*Work to complete*: In the listing below, find every line with the string "менее" and pull it out.

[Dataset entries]
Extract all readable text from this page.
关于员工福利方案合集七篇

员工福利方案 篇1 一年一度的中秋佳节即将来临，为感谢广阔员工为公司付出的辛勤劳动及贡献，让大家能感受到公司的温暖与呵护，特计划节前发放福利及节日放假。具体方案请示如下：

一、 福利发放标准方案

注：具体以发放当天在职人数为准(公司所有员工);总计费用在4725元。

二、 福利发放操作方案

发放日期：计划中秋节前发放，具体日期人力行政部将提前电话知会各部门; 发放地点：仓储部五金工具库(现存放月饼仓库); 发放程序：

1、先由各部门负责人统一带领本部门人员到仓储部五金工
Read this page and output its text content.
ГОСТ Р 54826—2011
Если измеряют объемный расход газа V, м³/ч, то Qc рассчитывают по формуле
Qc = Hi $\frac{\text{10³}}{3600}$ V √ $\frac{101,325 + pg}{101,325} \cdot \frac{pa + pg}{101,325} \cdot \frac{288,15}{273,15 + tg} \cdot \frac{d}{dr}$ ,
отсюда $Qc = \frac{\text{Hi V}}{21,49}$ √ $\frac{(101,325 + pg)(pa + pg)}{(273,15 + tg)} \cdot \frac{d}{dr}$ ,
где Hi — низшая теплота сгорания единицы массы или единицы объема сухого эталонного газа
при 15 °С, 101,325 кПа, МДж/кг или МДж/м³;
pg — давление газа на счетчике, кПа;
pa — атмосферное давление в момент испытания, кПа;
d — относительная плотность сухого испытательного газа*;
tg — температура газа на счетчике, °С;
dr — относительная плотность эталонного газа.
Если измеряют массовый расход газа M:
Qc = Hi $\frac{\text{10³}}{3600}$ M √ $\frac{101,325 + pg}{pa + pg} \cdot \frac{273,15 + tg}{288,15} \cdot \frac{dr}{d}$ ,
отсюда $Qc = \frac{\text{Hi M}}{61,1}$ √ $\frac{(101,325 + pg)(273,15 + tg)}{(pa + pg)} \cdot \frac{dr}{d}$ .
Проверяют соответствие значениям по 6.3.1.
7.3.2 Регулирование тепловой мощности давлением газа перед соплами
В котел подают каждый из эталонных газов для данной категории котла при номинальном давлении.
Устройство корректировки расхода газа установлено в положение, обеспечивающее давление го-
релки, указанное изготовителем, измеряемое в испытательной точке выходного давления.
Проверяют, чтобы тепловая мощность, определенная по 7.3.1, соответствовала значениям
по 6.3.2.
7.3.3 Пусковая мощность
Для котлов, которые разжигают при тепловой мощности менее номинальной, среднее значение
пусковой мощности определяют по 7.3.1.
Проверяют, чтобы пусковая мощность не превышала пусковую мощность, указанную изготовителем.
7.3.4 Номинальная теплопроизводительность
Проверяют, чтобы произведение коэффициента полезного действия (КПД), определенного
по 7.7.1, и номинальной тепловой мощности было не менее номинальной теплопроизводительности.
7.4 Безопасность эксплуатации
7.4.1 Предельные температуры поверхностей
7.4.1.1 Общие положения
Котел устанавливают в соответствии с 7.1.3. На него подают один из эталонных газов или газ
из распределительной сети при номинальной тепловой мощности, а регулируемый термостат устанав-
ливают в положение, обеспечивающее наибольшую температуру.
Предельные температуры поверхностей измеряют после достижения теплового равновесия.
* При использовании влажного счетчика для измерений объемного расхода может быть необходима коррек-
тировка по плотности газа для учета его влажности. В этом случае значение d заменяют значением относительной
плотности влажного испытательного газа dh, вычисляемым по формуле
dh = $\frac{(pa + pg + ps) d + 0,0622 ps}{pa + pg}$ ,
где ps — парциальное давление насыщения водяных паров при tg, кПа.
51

*Exercise solution*:
Для котлов, которые разжигают при тепловой мощности менее номинальной, среднее значение
по 7.7.1, и номинальной тепловой мощности было не менее номинальной теплопроизводительности.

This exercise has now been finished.